▸ WHAT IS EXPECTED
Without omitting anything, return the records precisely as given.

(Figure data in JSON)
====

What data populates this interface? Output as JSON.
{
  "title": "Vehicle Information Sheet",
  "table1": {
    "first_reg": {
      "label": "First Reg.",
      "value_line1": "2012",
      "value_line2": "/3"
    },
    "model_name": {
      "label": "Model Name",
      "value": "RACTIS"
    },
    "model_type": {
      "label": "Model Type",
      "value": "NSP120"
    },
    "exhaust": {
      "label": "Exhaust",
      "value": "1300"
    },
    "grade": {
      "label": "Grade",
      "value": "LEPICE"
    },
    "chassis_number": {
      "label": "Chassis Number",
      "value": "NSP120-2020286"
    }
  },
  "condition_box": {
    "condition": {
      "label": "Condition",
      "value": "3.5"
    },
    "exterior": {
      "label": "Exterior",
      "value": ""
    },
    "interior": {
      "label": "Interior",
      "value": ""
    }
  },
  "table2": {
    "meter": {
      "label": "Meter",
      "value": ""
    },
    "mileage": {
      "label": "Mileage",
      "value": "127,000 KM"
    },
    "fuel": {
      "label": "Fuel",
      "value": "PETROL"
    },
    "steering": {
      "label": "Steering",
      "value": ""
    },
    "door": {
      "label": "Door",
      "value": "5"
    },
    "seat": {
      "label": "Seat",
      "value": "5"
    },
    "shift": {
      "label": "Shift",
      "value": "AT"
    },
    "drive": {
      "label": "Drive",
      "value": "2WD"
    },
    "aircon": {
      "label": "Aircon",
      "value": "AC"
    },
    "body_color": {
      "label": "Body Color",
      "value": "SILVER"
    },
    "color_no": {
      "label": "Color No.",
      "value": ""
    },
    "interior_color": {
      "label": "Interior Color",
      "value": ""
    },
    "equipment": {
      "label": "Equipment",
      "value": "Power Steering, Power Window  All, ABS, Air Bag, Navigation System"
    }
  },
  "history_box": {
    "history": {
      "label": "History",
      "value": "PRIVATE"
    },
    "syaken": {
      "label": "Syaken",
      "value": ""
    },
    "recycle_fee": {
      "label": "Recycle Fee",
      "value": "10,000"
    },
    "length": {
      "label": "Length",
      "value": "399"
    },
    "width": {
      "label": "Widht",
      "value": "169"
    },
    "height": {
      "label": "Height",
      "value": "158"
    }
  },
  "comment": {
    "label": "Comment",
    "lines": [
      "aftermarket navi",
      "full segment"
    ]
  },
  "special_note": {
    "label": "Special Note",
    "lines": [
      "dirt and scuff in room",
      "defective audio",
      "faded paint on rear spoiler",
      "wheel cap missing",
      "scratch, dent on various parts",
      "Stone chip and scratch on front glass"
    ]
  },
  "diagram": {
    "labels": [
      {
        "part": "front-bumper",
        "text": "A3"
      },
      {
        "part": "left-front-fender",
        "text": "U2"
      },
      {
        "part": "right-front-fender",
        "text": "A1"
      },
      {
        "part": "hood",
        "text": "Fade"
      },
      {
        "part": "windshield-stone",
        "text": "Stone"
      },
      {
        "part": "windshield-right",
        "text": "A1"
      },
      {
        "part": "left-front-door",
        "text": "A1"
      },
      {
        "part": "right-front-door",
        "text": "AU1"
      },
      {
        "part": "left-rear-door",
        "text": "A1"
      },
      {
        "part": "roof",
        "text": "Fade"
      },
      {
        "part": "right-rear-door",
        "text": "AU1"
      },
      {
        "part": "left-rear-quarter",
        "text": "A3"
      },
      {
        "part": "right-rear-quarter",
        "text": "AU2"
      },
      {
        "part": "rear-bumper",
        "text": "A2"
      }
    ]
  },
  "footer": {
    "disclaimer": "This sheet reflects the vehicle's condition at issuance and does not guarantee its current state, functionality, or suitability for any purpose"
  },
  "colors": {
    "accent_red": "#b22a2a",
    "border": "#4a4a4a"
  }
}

====

▸ TASK RESPONSE
What data populates this interface? Output as JSON.
{
  "title": "Vehicle Information Sheet",
  "table1": {
    "first_reg": {
      "label": "First Reg.",
      "value_line1": "2012",
      "value_line2": "/3"
    },
    "model_name": {
      "label": "Model Name",
      "value": "RACTIS"
    },
    "model_type": {
      "label": "Model Type",
      "value": "NSP120"
    },
    "exhaust": {
      "label": "Exhaust",
      "value": "1300"
    },
    "grade": {
      "label": "Grade",
      "value": "LEPICE"
    },
    "chassis_number": {
      "label": "Chassis Number",
      "value": "NSP120-2020286"
    }
  },
  "condition_box": {
    "condition": {
      "label": "Condition",
      "value": "3.5"
    },
    "exterior": {
      "label": "Exterior",
      "value": ""
    },
    "interior": {
      "label": "Interior",
      "value": ""
    }
  },
  "table2": {
    "meter": {
      "label": "Meter",
      "value": ""
    },
    "mileage": {
      "label": "Mileage",
      "value": "127,000 KM"
    },
    "fuel": {
      "label": "Fuel",
      "value": "PETROL"
    },
    "steering": {
      "label": "Steering",
      "value": ""
    },
    "door": {
      "label": "Door",
      "value": "5"
    },
    "seat": {
      "label": "Seat",
      "value": "5"
    },
    "shift": {
      "label": "Shift",
      "value": "AT"
    },
    "drive": {
      "label": "Drive",
      "value": "2WD"
    },
    "aircon": {
      "label": "Aircon",
      "value": "AC"
    },
    "body_color": {
      "label": "Body Color",
      "value": "SILVER"
    },
    "color_no": {
      "label": "Color No.",
      "value": ""
    },
    "interior_color": {
      "label": "Interior Color",
      "value": ""
    },
    "equipment": {
      "label": "Equipment",
      "value": "Power Steering, Power Window  All, ABS, Air Bag, Navigation System"
    }
  },
  "history_box": {
    "history": {
      "label": "History",
      "value": "PRIVATE"
    },
    "syaken": {
      "label": "Syaken",
      "value": ""
    },
    "recycle_fee": {
      "label": "Recycle Fee",
      "value": "10,000"
    },
    "length": {
      "label": "Length",
      "value": "399"
    },
    "width": {
      "label": "Widht",
      "value": "169"
    },
    "height": {
      "label": "Height",
      "value": "158"
    }
  },
  "comment": {
    "label": "Comment",
    "lines": [
      "aftermarket navi",
      "full segment"
    ]
  },
  "special_note": {
    "label": "Special Note",
    "lines": [
      "dirt and scuff in room",
      "defective audio",
      "faded paint on rear spoiler",
      "wheel cap missing",
      "scratch, dent on various parts",
      "Stone chip and scratch on front glass"
    ]
  },
  "diagram": {
    "labels": [
      {
        "part": "front-bumper",
        "text": "A3"
      },
      {
        "part": "left-front-fender",
        "text": "U2"
      },
      {
        "part": "right-front-fender",
        "text": "A1"
      },
      {
        "part": "hood",
        "text": "Fade"
      },
      {
        "part": "windshield-stone",
        "text": "Stone"
      },
      {
        "part": "windshield-right",
        "text": "A1"
      },
      {
        "part": "left-front-door",
        "text": "A1"
      },
      {
        "part": "right-front-door",
        "text": "AU1"
      },
      {
        "part": "left-rear-door",
        "text": "A1"
      },
      {
        "part": "roof",
        "text": "Fade"
      },
      {
        "part": "right-rear-door",
        "text": "AU1"
      },
      {
        "part": "left-rear-quarter",
        "text": "A3"
      },
      {
        "part": "right-rear-quarter",
        "text": "AU2"
      },
      {
        "part": "rear-bumper",
        "text": "A2"
      }
    ]
  },
  "footer": {
    "disclaimer": "This sheet reflects the vehicle's condition at issuance and does not guarantee its current state, functionality, or suitability for any purpose"
  },
  "colors": {
    "accent_red": "#b22a2a",
    "border": "#4a4a4a"
  }
}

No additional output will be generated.